[Collection entries]
╭──
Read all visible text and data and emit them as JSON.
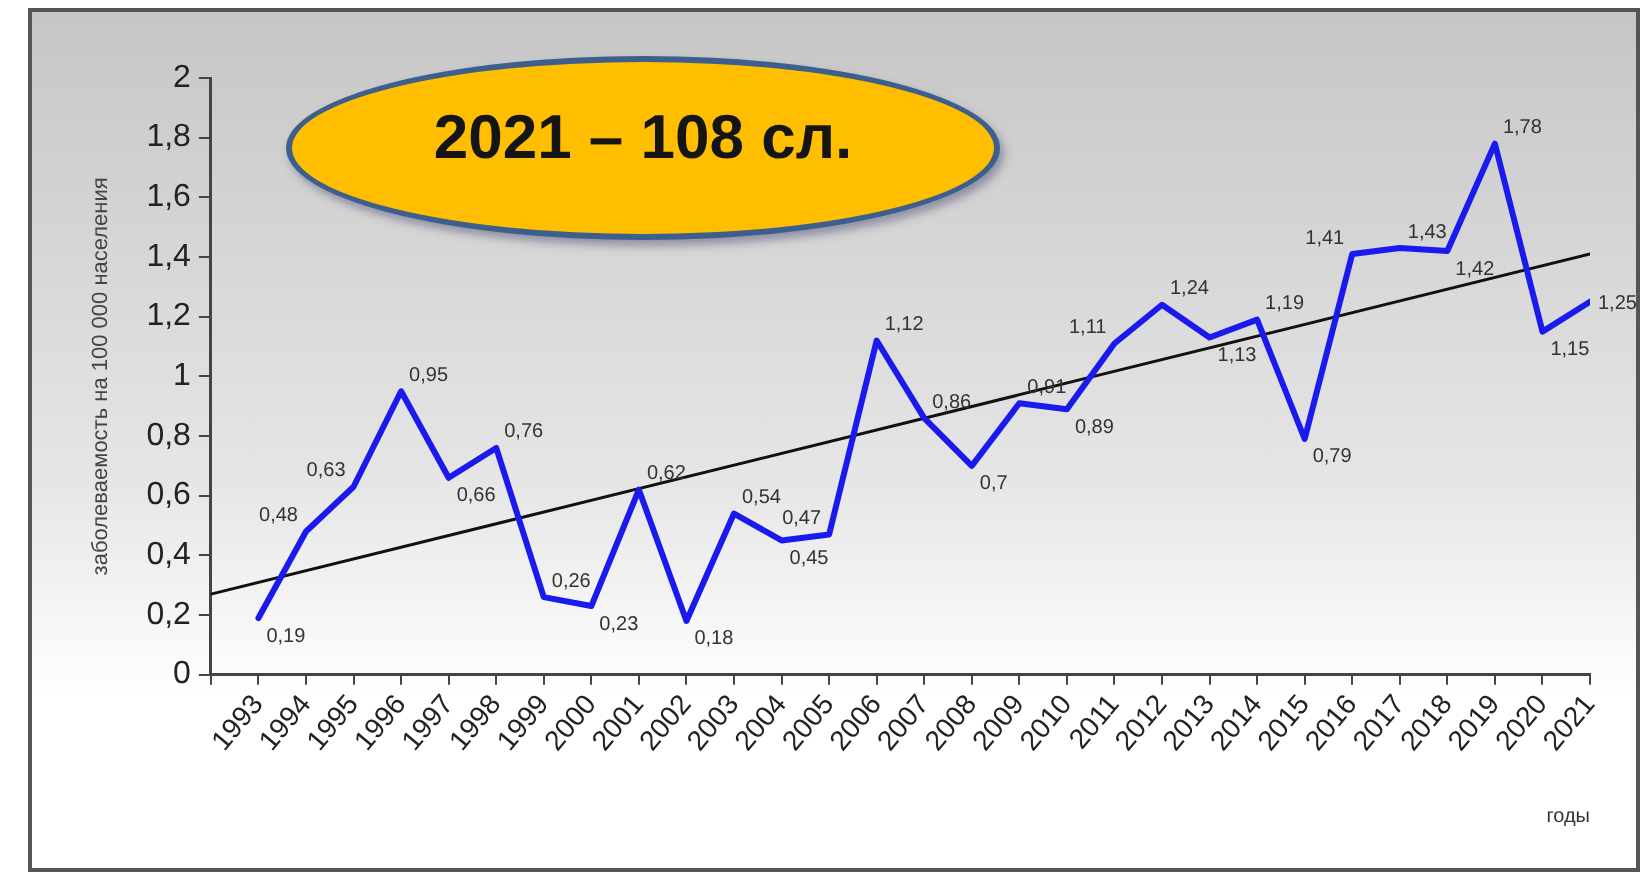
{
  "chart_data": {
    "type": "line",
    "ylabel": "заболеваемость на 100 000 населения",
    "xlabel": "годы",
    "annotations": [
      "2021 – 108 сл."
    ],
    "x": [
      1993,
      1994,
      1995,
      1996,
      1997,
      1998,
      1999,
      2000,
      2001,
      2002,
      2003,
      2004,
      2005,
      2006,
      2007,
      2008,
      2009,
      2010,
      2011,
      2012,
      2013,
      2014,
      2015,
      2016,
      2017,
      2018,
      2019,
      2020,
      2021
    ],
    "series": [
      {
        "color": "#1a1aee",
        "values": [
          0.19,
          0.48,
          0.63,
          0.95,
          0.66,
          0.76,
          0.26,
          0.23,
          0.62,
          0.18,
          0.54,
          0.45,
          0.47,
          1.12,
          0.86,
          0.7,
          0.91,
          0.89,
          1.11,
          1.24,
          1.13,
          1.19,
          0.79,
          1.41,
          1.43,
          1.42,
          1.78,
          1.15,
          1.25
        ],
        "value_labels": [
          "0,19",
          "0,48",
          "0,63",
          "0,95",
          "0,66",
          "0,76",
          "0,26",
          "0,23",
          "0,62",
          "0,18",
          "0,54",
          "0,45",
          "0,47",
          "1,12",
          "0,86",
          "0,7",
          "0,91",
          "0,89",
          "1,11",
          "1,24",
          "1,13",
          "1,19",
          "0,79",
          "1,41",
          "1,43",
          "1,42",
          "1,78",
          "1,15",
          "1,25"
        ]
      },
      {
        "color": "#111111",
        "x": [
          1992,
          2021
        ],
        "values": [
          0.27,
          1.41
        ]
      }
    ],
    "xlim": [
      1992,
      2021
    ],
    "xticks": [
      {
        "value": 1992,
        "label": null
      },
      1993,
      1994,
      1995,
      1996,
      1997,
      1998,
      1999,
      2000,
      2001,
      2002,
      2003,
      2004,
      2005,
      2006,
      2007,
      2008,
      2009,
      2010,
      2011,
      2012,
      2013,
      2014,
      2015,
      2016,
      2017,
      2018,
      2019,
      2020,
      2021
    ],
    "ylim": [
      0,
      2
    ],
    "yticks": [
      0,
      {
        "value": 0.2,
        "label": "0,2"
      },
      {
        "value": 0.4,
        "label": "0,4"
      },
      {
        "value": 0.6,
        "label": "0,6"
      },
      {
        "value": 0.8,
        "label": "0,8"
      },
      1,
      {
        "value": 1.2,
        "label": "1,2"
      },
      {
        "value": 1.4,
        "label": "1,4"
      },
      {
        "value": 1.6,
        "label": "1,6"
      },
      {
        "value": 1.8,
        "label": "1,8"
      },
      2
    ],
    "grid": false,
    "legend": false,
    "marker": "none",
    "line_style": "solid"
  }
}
╰──
--- Task statement ---
Repeat all of the data above word for word, minus the pictures.

--- Complete output ---
Read all visible text and data and emit them as JSON.
{
  "chart_data": {
    "type": "line",
    "ylabel": "заболеваемость на 100 000 населения",
    "xlabel": "годы",
    "annotations": [
      "2021 – 108 сл."
    ],
    "x": [
      1993,
      1994,
      1995,
      1996,
      1997,
      1998,
      1999,
      2000,
      2001,
      2002,
      2003,
      2004,
      2005,
      2006,
      2007,
      2008,
      2009,
      2010,
      2011,
      2012,
      2013,
      2014,
      2015,
      2016,
      2017,
      2018,
      2019,
      2020,
      2021
    ],
    "series": [
      {
        "color": "#1a1aee",
        "values": [
          0.19,
          0.48,
          0.63,
          0.95,
          0.66,
          0.76,
          0.26,
          0.23,
          0.62,
          0.18,
          0.54,
          0.45,
          0.47,
          1.12,
          0.86,
          0.7,
          0.91,
          0.89,
          1.11,
          1.24,
          1.13,
          1.19,
          0.79,
          1.41,
          1.43,
          1.42,
          1.78,
          1.15,
          1.25
        ],
        "value_labels": [
          "0,19",
          "0,48",
          "0,63",
          "0,95",
          "0,66",
          "0,76",
          "0,26",
          "0,23",
          "0,62",
          "0,18",
          "0,54",
          "0,45",
          "0,47",
          "1,12",
          "0,86",
          "0,7",
          "0,91",
          "0,89",
          "1,11",
          "1,24",
          "1,13",
          "1,19",
          "0,79",
          "1,41",
          "1,43",
          "1,42",
          "1,78",
          "1,15",
          "1,25"
        ]
      },
      {
        "color": "#111111",
        "x": [
          1992,
          2021
        ],
        "values": [
          0.27,
          1.41
        ]
      }
    ],
    "xlim": [
      1992,
      2021
    ],
    "xticks": [
      {
        "value": 1992,
        "label": null
      },
      1993,
      1994,
      1995,
      1996,
      1997,
      1998,
      1999,
      2000,
      2001,
      2002,
      2003,
      2004,
      2005,
      2006,
      2007,
      2008,
      2009,
      2010,
      2011,
      2012,
      2013,
      2014,
      2015,
      2016,
      2017,
      2018,
      2019,
      2020,
      2021
    ],
    "ylim": [
      0,
      2
    ],
    "yticks": [
      0,
      {
        "value": 0.2,
        "label": "0,2"
      },
      {
        "value": 0.4,
        "label": "0,4"
      },
      {
        "value": 0.6,
        "label": "0,6"
      },
      {
        "value": 0.8,
        "label": "0,8"
      },
      1,
      {
        "value": 1.2,
        "label": "1,2"
      },
      {
        "value": 1.4,
        "label": "1,4"
      },
      {
        "value": 1.6,
        "label": "1,6"
      },
      {
        "value": 1.8,
        "label": "1,8"
      },
      2
    ],
    "grid": false,
    "legend": false,
    "marker": "none",
    "line_style": "solid"
  }
}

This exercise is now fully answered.